Goal – Identify each line below that contains the word "Movie", and copy it out.

## Start

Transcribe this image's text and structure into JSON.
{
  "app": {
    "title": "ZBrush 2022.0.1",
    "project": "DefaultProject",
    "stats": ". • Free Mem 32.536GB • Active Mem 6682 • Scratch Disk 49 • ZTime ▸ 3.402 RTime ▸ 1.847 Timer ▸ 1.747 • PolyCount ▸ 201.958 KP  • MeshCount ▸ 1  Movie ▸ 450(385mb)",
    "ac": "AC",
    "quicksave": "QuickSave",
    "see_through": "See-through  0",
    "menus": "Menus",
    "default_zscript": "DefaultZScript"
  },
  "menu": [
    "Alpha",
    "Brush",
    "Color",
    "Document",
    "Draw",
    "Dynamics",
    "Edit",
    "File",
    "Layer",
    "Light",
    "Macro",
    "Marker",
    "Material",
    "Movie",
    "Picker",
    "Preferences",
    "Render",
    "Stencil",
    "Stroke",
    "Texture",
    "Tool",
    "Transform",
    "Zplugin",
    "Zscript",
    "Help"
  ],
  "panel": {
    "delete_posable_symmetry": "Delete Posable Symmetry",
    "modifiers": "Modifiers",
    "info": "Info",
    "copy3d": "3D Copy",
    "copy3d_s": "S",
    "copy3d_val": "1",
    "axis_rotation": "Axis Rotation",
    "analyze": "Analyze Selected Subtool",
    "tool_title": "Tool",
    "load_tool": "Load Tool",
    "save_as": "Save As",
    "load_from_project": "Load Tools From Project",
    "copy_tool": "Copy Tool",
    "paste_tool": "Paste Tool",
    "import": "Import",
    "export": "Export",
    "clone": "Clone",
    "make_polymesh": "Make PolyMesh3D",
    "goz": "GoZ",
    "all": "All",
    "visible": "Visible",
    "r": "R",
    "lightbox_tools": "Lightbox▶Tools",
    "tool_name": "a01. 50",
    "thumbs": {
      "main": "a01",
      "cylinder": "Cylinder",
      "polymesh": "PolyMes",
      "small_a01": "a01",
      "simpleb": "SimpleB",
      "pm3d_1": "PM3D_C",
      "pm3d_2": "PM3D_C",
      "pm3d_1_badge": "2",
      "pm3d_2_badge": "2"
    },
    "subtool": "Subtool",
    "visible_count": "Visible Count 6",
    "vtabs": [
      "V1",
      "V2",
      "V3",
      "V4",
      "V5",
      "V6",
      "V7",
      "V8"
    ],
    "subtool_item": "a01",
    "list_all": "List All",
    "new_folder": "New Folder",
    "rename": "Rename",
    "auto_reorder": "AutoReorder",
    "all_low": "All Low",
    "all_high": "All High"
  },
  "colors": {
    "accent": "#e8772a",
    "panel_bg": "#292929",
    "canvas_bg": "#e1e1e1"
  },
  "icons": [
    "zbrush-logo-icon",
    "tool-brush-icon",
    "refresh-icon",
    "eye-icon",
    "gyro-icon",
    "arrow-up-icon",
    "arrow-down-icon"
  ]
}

## End

Finished exercise –
    "stats": ". • Free Mem 32.536GB • Active Mem 6682 • Scratch Disk 49 • ZTime ▸ 3.402 RTime ▸ 1.847 Timer ▸ 1.747 • PolyCount ▸ 201.958 KP  • MeshCount ▸ 1  Movie ▸ 450(385mb)",
    "Movie",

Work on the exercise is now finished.